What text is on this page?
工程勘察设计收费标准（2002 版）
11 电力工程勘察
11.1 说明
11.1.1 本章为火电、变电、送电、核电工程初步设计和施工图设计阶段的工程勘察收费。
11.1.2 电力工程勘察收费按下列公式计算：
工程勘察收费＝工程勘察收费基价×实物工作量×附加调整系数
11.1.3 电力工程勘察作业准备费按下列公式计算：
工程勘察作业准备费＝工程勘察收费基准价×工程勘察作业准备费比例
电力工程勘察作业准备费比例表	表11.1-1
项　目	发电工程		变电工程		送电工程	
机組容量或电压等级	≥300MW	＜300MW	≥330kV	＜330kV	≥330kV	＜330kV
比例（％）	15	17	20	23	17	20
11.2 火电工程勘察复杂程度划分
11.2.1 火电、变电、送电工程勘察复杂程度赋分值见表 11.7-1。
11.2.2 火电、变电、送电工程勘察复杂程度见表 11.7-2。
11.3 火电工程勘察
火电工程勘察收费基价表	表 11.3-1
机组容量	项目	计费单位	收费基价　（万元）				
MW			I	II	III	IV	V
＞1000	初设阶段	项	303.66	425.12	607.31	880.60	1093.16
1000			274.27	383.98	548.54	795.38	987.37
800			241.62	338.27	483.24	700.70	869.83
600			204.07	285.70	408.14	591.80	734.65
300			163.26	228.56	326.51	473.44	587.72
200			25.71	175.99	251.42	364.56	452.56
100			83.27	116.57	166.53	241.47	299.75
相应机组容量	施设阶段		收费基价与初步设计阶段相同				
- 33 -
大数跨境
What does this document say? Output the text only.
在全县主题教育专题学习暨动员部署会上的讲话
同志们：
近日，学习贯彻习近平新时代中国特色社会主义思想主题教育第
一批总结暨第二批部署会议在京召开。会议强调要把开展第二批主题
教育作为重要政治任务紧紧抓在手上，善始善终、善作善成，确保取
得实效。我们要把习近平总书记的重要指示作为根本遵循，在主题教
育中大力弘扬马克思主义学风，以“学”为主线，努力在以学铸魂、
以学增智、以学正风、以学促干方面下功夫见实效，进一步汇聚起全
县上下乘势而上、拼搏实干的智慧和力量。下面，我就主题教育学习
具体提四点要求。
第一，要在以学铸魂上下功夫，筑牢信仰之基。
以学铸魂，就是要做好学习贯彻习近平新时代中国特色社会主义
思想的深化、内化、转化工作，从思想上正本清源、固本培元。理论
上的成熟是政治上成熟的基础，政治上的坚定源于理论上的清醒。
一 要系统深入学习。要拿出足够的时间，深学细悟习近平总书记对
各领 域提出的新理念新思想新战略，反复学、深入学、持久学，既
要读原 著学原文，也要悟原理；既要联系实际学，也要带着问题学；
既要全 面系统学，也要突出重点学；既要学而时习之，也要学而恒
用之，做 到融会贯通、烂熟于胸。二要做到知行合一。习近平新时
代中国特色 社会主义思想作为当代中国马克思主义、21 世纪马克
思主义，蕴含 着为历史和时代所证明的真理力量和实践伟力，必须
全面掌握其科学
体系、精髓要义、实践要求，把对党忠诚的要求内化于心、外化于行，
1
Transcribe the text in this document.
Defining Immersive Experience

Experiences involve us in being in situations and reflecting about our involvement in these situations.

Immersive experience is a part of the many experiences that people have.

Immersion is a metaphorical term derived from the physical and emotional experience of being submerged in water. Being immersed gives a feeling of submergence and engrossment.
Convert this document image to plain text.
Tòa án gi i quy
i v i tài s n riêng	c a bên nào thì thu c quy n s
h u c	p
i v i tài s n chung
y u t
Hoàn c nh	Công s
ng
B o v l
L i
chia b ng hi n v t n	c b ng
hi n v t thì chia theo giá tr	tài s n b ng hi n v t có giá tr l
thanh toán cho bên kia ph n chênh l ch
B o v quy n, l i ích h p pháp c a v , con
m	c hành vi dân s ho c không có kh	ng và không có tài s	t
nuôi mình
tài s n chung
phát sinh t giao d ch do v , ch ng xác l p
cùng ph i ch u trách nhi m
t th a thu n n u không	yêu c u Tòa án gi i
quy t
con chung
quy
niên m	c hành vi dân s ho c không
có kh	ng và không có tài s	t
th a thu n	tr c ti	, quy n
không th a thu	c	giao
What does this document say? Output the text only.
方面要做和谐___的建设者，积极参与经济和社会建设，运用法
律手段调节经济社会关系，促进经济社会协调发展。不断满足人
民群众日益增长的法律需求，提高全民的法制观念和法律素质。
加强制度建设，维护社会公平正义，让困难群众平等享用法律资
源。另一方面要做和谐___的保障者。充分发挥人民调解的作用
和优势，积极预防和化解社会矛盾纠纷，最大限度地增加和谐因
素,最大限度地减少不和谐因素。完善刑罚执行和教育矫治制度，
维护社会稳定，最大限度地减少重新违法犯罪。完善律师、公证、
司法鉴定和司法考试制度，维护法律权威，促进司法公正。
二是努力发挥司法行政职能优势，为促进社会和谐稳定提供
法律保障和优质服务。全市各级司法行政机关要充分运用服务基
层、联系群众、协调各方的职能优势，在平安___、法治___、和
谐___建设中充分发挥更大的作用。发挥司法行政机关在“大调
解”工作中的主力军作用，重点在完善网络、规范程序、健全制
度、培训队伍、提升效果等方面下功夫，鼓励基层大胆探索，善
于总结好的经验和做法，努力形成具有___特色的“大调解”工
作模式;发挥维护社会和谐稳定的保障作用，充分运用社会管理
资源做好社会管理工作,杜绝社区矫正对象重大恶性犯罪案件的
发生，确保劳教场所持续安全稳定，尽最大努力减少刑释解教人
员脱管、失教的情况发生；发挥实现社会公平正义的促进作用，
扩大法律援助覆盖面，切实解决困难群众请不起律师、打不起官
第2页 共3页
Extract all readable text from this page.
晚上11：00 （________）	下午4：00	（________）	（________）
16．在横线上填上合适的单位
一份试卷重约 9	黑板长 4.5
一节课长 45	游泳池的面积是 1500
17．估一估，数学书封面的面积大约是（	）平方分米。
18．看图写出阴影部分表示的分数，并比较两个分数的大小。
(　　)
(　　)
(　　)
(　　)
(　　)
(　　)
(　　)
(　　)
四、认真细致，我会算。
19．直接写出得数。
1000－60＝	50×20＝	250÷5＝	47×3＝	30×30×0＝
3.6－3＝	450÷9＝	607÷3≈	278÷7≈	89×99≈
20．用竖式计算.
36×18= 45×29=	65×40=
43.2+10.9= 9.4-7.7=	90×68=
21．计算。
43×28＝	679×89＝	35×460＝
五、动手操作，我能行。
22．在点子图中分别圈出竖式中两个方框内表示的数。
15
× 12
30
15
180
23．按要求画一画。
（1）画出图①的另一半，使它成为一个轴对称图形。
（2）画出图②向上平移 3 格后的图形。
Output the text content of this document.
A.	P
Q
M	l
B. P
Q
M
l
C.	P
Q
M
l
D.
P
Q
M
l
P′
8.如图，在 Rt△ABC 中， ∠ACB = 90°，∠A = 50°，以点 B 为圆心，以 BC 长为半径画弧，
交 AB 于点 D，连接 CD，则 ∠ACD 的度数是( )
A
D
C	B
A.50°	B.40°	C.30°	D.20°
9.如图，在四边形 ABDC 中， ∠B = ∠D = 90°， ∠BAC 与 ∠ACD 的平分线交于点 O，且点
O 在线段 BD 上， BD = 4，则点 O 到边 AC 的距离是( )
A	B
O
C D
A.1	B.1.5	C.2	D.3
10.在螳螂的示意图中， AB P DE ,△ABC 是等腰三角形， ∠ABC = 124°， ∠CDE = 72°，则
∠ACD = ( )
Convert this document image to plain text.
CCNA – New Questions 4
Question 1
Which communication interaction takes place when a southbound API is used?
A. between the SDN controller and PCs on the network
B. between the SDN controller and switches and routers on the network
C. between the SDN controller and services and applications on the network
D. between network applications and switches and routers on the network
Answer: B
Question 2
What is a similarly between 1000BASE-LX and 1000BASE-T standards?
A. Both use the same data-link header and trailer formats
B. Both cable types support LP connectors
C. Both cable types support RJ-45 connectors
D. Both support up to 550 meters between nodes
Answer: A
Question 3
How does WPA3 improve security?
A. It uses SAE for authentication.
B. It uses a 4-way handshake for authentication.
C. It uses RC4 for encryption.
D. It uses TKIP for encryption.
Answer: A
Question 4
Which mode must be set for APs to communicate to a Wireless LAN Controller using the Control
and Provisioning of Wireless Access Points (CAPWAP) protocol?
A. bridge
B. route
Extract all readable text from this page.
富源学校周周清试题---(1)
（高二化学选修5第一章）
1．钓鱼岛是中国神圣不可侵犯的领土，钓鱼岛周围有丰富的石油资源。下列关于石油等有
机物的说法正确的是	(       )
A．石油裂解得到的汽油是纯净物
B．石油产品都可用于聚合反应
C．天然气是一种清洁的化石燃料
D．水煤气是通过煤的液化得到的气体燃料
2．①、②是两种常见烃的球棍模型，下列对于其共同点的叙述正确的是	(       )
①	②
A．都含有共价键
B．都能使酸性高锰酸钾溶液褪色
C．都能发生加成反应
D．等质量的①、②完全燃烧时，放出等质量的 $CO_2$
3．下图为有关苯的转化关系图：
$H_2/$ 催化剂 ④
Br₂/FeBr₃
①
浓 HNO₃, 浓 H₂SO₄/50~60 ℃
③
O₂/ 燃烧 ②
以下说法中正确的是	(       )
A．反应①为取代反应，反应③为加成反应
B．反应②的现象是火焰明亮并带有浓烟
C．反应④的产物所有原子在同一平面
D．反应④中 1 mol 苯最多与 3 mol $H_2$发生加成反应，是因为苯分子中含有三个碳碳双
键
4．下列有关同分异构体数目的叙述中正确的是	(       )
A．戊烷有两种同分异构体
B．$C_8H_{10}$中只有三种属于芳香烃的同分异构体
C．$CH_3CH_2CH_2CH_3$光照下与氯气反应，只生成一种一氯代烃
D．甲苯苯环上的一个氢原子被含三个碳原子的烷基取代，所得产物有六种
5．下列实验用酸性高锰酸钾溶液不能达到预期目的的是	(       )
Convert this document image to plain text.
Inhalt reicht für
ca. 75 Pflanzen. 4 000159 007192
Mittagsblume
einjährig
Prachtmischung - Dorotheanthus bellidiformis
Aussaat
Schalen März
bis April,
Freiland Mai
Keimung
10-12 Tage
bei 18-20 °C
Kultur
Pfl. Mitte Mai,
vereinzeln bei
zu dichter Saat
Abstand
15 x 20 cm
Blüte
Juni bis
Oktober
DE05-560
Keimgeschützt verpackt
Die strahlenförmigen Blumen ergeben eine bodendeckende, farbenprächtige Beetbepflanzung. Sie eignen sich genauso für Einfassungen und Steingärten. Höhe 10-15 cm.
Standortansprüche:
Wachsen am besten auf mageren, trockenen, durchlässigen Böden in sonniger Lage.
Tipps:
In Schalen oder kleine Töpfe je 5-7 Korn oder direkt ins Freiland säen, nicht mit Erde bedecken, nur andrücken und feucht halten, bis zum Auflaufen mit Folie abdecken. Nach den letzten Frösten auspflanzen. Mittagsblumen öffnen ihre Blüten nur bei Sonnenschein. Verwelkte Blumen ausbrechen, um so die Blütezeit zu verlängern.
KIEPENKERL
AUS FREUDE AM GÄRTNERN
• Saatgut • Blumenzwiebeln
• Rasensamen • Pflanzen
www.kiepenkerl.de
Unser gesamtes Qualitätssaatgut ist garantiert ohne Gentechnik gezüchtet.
-- -- --
## Goal
In the material above, find the lines that contain "types" and show them.

## Exercise answer
B. Both cable types support LP connectors
C. Both cable types support RJ-45 connectors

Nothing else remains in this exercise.